**WHAT IS BEING ASKED**
Write out every record in full, exactly as written, please.

[Rows from a dataset]
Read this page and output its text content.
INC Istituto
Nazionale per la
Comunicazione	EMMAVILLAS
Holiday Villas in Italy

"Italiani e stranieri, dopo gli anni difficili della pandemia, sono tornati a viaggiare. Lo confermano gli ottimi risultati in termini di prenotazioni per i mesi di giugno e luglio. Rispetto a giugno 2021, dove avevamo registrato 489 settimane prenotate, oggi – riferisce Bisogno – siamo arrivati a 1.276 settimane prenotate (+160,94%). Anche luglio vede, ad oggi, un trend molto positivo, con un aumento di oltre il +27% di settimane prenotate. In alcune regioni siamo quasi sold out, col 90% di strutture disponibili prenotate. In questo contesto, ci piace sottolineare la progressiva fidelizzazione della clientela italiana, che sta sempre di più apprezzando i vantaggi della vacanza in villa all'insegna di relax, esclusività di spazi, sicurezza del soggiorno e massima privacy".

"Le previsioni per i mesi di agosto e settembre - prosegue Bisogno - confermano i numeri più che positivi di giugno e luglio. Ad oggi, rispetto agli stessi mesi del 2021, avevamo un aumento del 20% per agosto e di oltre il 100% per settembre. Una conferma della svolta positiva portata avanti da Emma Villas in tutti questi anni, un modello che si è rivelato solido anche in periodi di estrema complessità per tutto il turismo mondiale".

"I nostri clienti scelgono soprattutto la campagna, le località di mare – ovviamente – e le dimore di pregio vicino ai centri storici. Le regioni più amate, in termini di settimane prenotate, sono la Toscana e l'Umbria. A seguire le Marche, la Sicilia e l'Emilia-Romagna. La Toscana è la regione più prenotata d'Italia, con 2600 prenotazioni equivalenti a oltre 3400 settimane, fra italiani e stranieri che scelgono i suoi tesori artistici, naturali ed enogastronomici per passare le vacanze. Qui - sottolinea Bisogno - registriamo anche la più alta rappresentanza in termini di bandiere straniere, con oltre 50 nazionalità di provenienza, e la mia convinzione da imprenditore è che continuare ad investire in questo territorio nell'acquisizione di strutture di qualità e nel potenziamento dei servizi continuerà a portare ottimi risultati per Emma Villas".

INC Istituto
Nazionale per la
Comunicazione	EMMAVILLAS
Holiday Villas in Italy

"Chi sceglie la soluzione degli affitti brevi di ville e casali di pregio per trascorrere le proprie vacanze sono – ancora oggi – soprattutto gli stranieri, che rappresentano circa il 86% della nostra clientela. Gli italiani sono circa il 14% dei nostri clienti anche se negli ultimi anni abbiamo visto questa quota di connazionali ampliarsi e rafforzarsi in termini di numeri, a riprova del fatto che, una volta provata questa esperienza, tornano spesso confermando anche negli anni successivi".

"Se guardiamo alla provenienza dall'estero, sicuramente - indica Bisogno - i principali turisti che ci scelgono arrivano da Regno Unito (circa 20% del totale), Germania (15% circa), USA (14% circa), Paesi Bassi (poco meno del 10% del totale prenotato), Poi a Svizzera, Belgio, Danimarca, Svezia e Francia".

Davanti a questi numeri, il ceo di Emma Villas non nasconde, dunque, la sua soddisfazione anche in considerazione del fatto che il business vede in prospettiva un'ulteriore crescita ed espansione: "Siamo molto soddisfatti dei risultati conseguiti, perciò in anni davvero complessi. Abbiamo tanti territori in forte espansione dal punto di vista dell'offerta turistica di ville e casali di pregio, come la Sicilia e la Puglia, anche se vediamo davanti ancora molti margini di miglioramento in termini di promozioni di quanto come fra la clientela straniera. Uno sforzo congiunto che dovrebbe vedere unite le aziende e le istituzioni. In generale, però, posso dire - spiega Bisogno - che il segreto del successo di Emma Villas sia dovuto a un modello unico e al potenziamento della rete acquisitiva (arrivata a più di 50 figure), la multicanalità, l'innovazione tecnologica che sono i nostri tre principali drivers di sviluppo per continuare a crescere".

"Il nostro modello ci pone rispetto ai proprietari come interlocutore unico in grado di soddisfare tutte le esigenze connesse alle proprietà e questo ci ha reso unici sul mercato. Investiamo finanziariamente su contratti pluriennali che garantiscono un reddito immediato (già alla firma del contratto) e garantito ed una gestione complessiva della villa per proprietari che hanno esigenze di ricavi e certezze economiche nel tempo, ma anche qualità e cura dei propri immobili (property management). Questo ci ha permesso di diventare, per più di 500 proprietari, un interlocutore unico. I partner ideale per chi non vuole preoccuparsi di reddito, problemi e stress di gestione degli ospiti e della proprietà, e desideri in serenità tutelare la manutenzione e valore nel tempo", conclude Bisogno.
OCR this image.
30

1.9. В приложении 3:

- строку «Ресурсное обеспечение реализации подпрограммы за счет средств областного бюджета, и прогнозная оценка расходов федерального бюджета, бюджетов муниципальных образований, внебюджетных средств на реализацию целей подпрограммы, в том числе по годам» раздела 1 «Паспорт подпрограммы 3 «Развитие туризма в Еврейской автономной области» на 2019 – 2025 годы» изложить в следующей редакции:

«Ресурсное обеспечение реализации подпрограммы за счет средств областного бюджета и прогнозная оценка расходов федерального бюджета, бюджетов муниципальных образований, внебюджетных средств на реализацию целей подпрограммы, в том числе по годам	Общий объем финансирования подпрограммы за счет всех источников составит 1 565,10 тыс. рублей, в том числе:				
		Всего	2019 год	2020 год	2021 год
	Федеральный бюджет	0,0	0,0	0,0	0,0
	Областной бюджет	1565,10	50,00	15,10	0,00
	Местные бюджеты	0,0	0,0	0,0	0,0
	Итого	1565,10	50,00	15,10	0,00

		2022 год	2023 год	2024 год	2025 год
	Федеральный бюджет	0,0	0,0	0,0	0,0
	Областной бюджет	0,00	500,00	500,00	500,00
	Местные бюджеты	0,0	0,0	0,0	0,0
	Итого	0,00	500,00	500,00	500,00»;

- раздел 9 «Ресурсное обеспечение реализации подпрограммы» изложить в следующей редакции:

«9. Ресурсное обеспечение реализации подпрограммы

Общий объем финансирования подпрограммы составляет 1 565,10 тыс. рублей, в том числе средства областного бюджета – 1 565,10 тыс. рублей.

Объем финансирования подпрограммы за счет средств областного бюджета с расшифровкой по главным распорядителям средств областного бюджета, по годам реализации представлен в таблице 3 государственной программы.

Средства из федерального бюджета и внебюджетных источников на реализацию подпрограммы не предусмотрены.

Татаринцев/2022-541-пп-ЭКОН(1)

**RESULT FOR THIS TASK**
Read this page and output its text content.
INC Istituto
Nazionale per la
Comunicazione	EMMAVILLAS
Holiday Villas in Italy

"Italiani e stranieri, dopo gli anni difficili della pandemia, sono tornati a viaggiare. Lo confermano gli ottimi risultati in termini di prenotazioni per i mesi di giugno e luglio. Rispetto a giugno 2021, dove avevamo registrato 489 settimane prenotate, oggi – riferisce Bisogno – siamo arrivati a 1.276 settimane prenotate (+160,94%). Anche luglio vede, ad oggi, un trend molto positivo, con un aumento di oltre il +27% di settimane prenotate. In alcune regioni siamo quasi sold out, col 90% di strutture disponibili prenotate. In questo contesto, ci piace sottolineare la progressiva fidelizzazione della clientela italiana, che sta sempre di più apprezzando i vantaggi della vacanza in villa all'insegna di relax, esclusività di spazi, sicurezza del soggiorno e massima privacy".

"Le previsioni per i mesi di agosto e settembre - prosegue Bisogno - confermano i numeri più che positivi di giugno e luglio. Ad oggi, rispetto agli stessi mesi del 2021, avevamo un aumento del 20% per agosto e di oltre il 100% per settembre. Una conferma della svolta positiva portata avanti da Emma Villas in tutti questi anni, un modello che si è rivelato solido anche in periodi di estrema complessità per tutto il turismo mondiale".

"I nostri clienti scelgono soprattutto la campagna, le località di mare – ovviamente – e le dimore di pregio vicino ai centri storici. Le regioni più amate, in termini di settimane prenotate, sono la Toscana e l'Umbria. A seguire le Marche, la Sicilia e l'Emilia-Romagna. La Toscana è la regione più prenotata d'Italia, con 2600 prenotazioni equivalenti a oltre 3400 settimane, fra italiani e stranieri che scelgono i suoi tesori artistici, naturali ed enogastronomici per passare le vacanze. Qui - sottolinea Bisogno - registriamo anche la più alta rappresentanza in termini di bandiere straniere, con oltre 50 nazionalità di provenienza, e la mia convinzione da imprenditore è che continuare ad investire in questo territorio nell'acquisizione di strutture di qualità e nel potenziamento dei servizi continuerà a portare ottimi risultati per Emma Villas".

INC Istituto
Nazionale per la
Comunicazione	EMMAVILLAS
Holiday Villas in Italy

"Chi sceglie la soluzione degli affitti brevi di ville e casali di pregio per trascorrere le proprie vacanze sono – ancora oggi – soprattutto gli stranieri, che rappresentano circa il 86% della nostra clientela. Gli italiani sono circa il 14% dei nostri clienti anche se negli ultimi anni abbiamo visto questa quota di connazionali ampliarsi e rafforzarsi in termini di numeri, a riprova del fatto che, una volta provata questa esperienza, tornano spesso confermando anche negli anni successivi".

"Se guardiamo alla provenienza dall'estero, sicuramente - indica Bisogno - i principali turisti che ci scelgono arrivano da Regno Unito (circa 20% del totale), Germania (15% circa), USA (14% circa), Paesi Bassi (poco meno del 10% del totale prenotato), Poi a Svizzera, Belgio, Danimarca, Svezia e Francia".

Davanti a questi numeri, il ceo di Emma Villas non nasconde, dunque, la sua soddisfazione anche in considerazione del fatto che il business vede in prospettiva un'ulteriore crescita ed espansione: "Siamo molto soddisfatti dei risultati conseguiti, perciò in anni davvero complessi. Abbiamo tanti territori in forte espansione dal punto di vista dell'offerta turistica di ville e casali di pregio, come la Sicilia e la Puglia, anche se vediamo davanti ancora molti margini di miglioramento in termini di promozioni di quanto come fra la clientela straniera. Uno sforzo congiunto che dovrebbe vedere unite le aziende e le istituzioni. In generale, però, posso dire - spiega Bisogno - che il segreto del successo di Emma Villas sia dovuto a un modello unico e al potenziamento della rete acquisitiva (arrivata a più di 50 figure), la multicanalità, l'innovazione tecnologica che sono i nostri tre principali drivers di sviluppo per continuare a crescere".

"Il nostro modello ci pone rispetto ai proprietari come interlocutore unico in grado di soddisfare tutte le esigenze connesse alle proprietà e questo ci ha reso unici sul mercato. Investiamo finanziariamente su contratti pluriennali che garantiscono un reddito immediato (già alla firma del contratto) e garantito ed una gestione complessiva della villa per proprietari che hanno esigenze di ricavi e certezze economiche nel tempo, ma anche qualità e cura dei propri immobili (property management). Questo ci ha permesso di diventare, per più di 500 proprietari, un interlocutore unico. I partner ideale per chi non vuole preoccuparsi di reddito, problemi e stress di gestione degli ospiti e della proprietà, e desideri in serenità tutelare la manutenzione e valore nel tempo", conclude Bisogno.
OCR this image.
30

1.9. В приложении 3:

- строку «Ресурсное обеспечение реализации подпрограммы за счет средств областного бюджета, и прогнозная оценка расходов федерального бюджета, бюджетов муниципальных образований, внебюджетных средств на реализацию целей подпрограммы, в том числе по годам» раздела 1 «Паспорт подпрограммы 3 «Развитие туризма в Еврейской автономной области» на 2019 – 2025 годы» изложить в следующей редакции:

«Ресурсное обеспечение реализации подпрограммы за счет средств областного бюджета и прогнозная оценка расходов федерального бюджета, бюджетов муниципальных образований, внебюджетных средств на реализацию целей подпрограммы, в том числе по годам	Общий объем финансирования подпрограммы за счет всех источников составит 1 565,10 тыс. рублей, в том числе:				
		Всего	2019 год	2020 год	2021 год
	Федеральный бюджет	0,0	0,0	0,0	0,0
	Областной бюджет	1565,10	50,00	15,10	0,00
	Местные бюджеты	0,0	0,0	0,0	0,0
	Итого	1565,10	50,00	15,10	0,00

		2022 год	2023 год	2024 год	2025 год
	Федеральный бюджет	0,0	0,0	0,0	0,0
	Областной бюджет	0,00	500,00	500,00	500,00
	Местные бюджеты	0,0	0,0	0,0	0,0
	Итого	0,00	500,00	500,00	500,00»;

- раздел 9 «Ресурсное обеспечение реализации подпрограммы» изложить в следующей редакции:

«9. Ресурсное обеспечение реализации подпрограммы

Общий объем финансирования подпрограммы составляет 1 565,10 тыс. рублей, в том числе средства областного бюджета – 1 565,10 тыс. рублей.

Объем финансирования подпрограммы за счет средств областного бюджета с расшифровкой по главным распорядителям средств областного бюджета, по годам реализации представлен в таблице 3 государственной программы.

Средства из федерального бюджета и внебюджетных источников на реализацию подпрограммы не предусмотрены.

Татаринцев/2022-541-пп-ЭКОН(1)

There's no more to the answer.